# [DIRECTIONS]
Which lines in the records below contain the word "рівень"? Copy each one out.

═════ MATERIAL PROVIDED ═════

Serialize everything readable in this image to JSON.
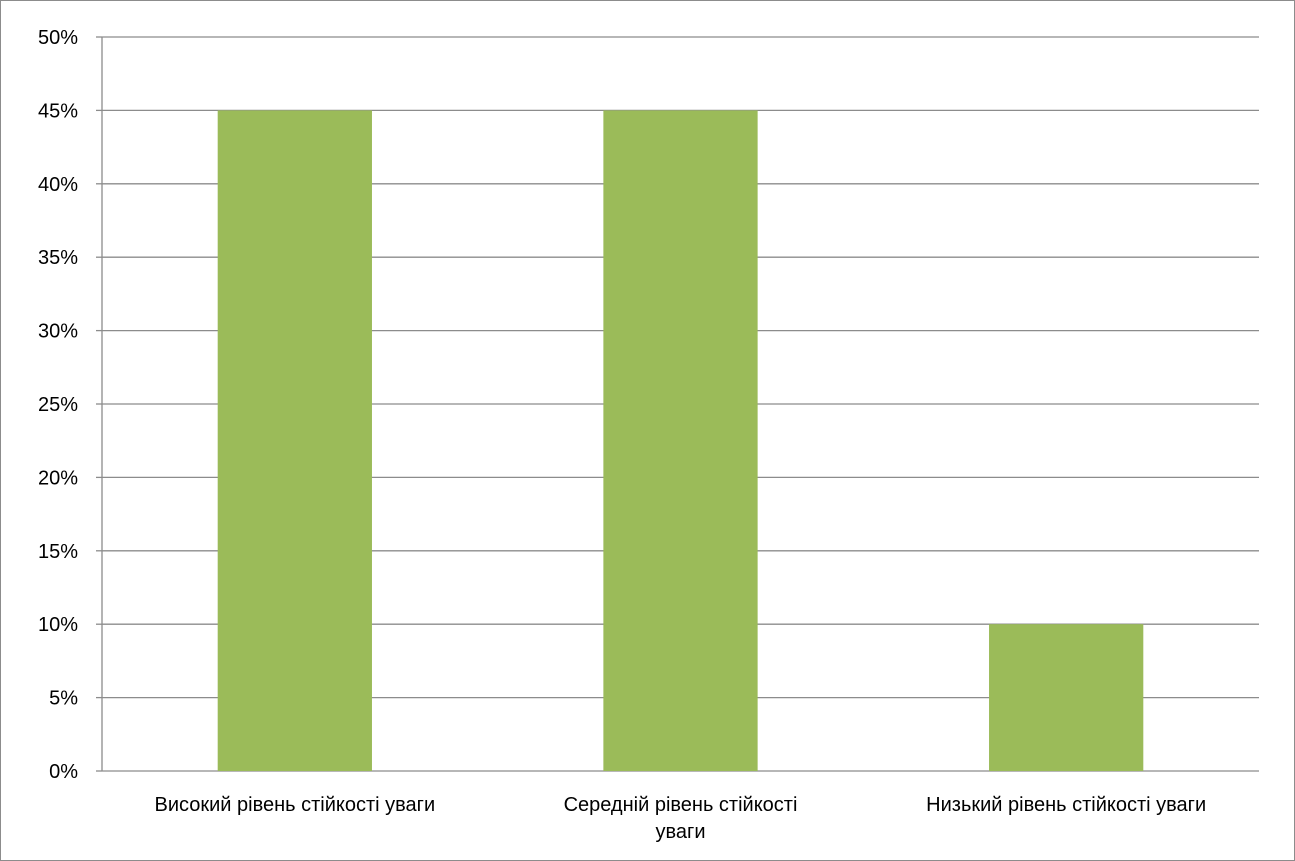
{
  "chart_data": {
    "type": "bar",
    "title": "",
    "xlabel": "",
    "ylabel": "",
    "categories": [
      [
        "Високий рівень стійкості уваги"
      ],
      [
        "Середній рівень стійкості",
        "уваги"
      ],
      [
        "Низький рівень стійкості уваги"
      ]
    ],
    "values": [
      0.45,
      0.45,
      0.1
    ],
    "ylim": [
      0,
      0.5
    ],
    "yticks": [
      "0%",
      "5%",
      "10%",
      "15%",
      "20%",
      "25%",
      "30%",
      "35%",
      "40%",
      "45%",
      "50%"
    ],
    "grid": true,
    "legend": "none",
    "bar_color": "#9BBB59",
    "grid_color": "#8c8c8c"
  }
}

═════

# [RESPONSE BELOW]
        "Високий рівень стійкості уваги"
        "Середній рівень стійкості",
        "Низький рівень стійкості уваги"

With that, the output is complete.